What is asked ::
For the data that follows, report how many lines contain the word "края", and nothing else.

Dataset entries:
* START *

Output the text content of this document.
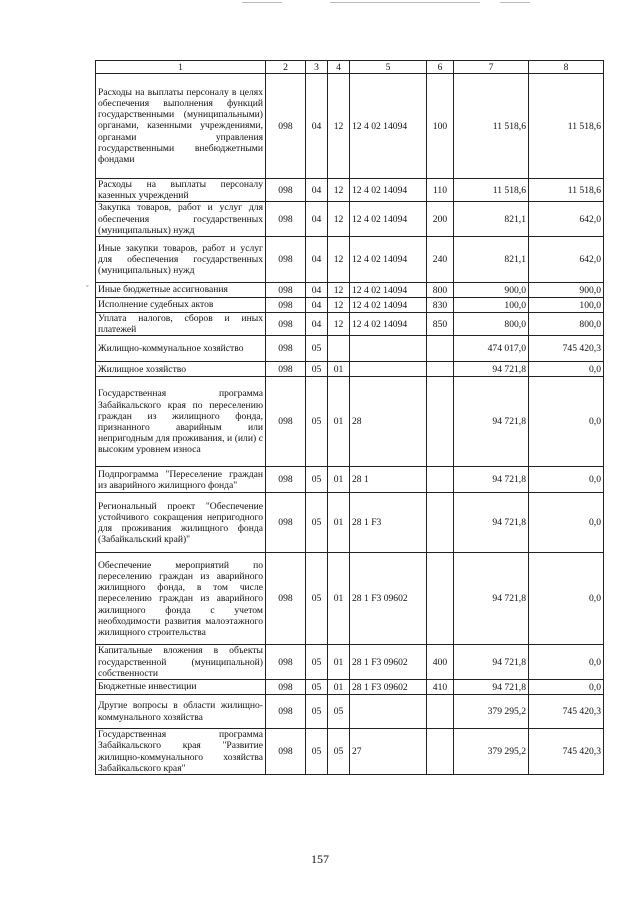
ˇ
1	2	3	4	5	6	7	8
Расходы на выплаты персоналу в целях обеспечения выполнения функций государственными (муниципальными) органами, казенными учреждениями, органами управления государственными внебюджетными фондами	098	04	12	12 4 02 14094	100	11 518,6	11 518,6
Расходы на выплаты персоналу казенных учреждений	098	04	12	12 4 02 14094	110	11 518,6	11 518,6
Закупка товаров, работ и услуг для обеспечения государственных (муниципальных) нужд	098	04	12	12 4 02 14094	200	821,1	642,0
Иные закупки товаров, работ и услуг для обеспечения государственных (муниципальных) нужд	098	04	12	12 4 02 14094	240	821,1	642,0
Иные бюджетные ассигнования	098	04	12	12 4 02 14094	800	900,0	900,0
Исполнение судебных актов	098	04	12	12 4 02 14094	830	100,0	100,0
Уплата налогов, сборов и иных платежей	098	04	12	12 4 02 14094	850	800,0	800,0
Жилищно-коммунальное хозяйство	098	05				474 017,0	745 420,3
Жилищное хозяйство	098	05	01			94 721,8	0,0
Государственная программа Забайкальского края по переселению граждан из жилищного фонда, признанного аварийным или непригодным для проживания, и (или) с высоким уровнем износа	098	05	01	28		94 721,8	0,0
Подпрограмма "Переселение граждан из аварийного жилищного фонда"	098	05	01	28 1		94 721,8	0,0
Региональный проект "Обеспечение устойчивого сокращения непригодного для проживания жилищного фонда (Забайкальский край)"	098	05	01	28 1 F3		94 721,8	0,0
Обеспечение мероприятий по переселению граждан из аварийного жилищного фонда, в том числе переселению граждан из аварийного жилищного фонда с учетом необходимости развития малоэтажного жилищного строительства	098	05	01	28 1 F3 09602		94 721,8	0,0
Капитальные вложения в объекты государственной (муниципальной) собственности	098	05	01	28 1 F3 09602	400	94 721,8	0,0
Бюджетные инвестиции	098	05	01	28 1 F3 09602	410	94 721,8	0,0
Другие вопросы в области жилищно-коммунального хозяйства	098	05	05			379 295,2	745 420,3
Государственная программа Забайкальского края "Развитие жилищно-коммунального хозяйства Забайкальского края"	098	05	05	27		379 295,2	745 420,3
157
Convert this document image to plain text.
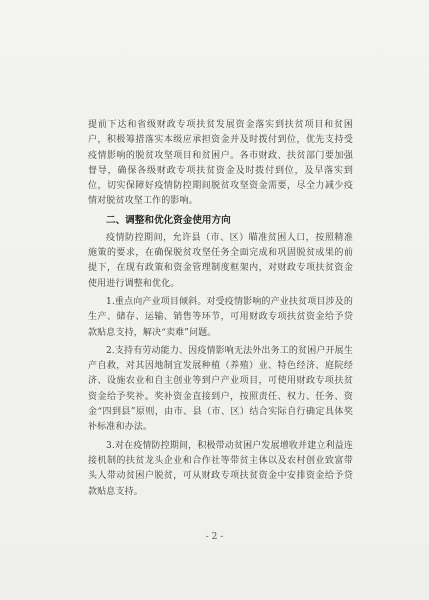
提前下达和省级财政专项扶贫发展资金落实到扶贫项目和贫困户，积极筹措落实本级应承担资金并及时拨付到位，优先支持受疫情影响的脱贫攻坚项目和贫困户。各市财政、扶贫部门要加强督导，确保各级财政专项扶贫资金及时拨付到位，及早落实到位，切实保障好疫情防控期间脱贫攻坚资金需要，尽全力减少疫情对脱贫攻坚工作的影响。

二、调整和优化资金使用方向

疫情防控期间，允许县（市、区）瞄准贫困人口，按照精准施策的要求，在确保脱贫攻坚任务全面完成和巩固脱贫成果的前提下，在现有政策和资金管理制度框架内，对财政专项扶贫资金使用进行调整和优化。

1.重点向产业项目倾斜。对受疫情影响的产业扶贫项目涉及的生产、储存、运输、销售等环节，可用财政专项扶贫资金给予贷款贴息支持，解决“卖难”问题。

2.支持有劳动能力、因疫情影响无法外出务工的贫困户开展生产自救，对其因地制宜发展种植（养殖）业、特色经济、庭院经济、设施农业和自主创业等到户产业项目，可使用财政专项扶贫资金给予奖补。奖补资金直接到户，按照责任、权力、任务、资金“四到县”原则，由市、县（市、区）结合实际自行确定具体奖补标准和办法。

3.对在疫情防控期间，积极带动贫困户发展增收并建立利益连接机制的扶贫龙头企业和合作社等带贫主体以及农村创业致富带头人带动贫困户脱贫，可从财政专项扶贫资金中安排资金给予贷款贴息支持。

- 2 -
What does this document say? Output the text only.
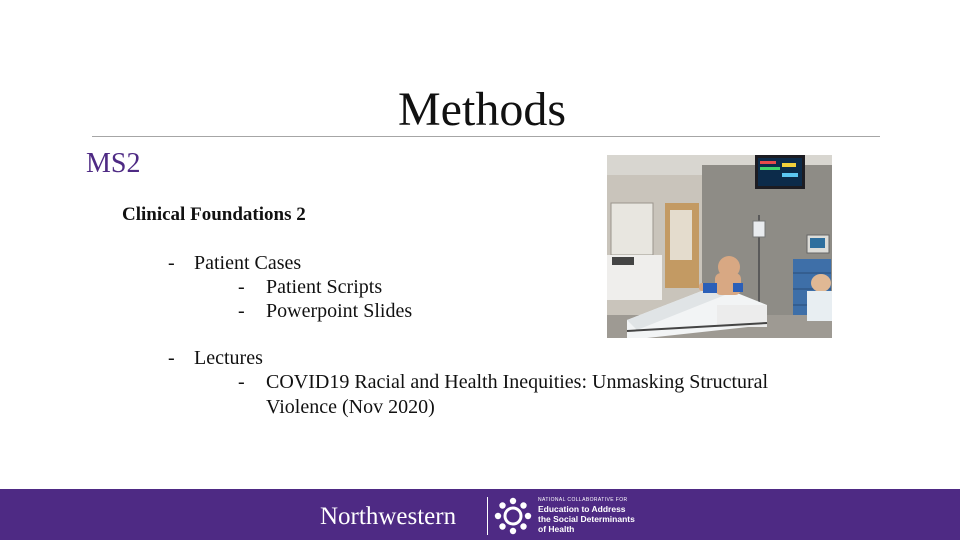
Methods
MS2
Clinical Foundations 2
- Patient Cases
- Patient Scripts
- Powerpoint Slides
- Lectures
- COVID19 Racial and Health Inequities: Unmasking Structural
Violence (Nov 2020)
Northwestern
NATIONAL COLLABORATIVE FOR
Education to Address
the Social Determinants
of Health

* END *

Expected answer ::
2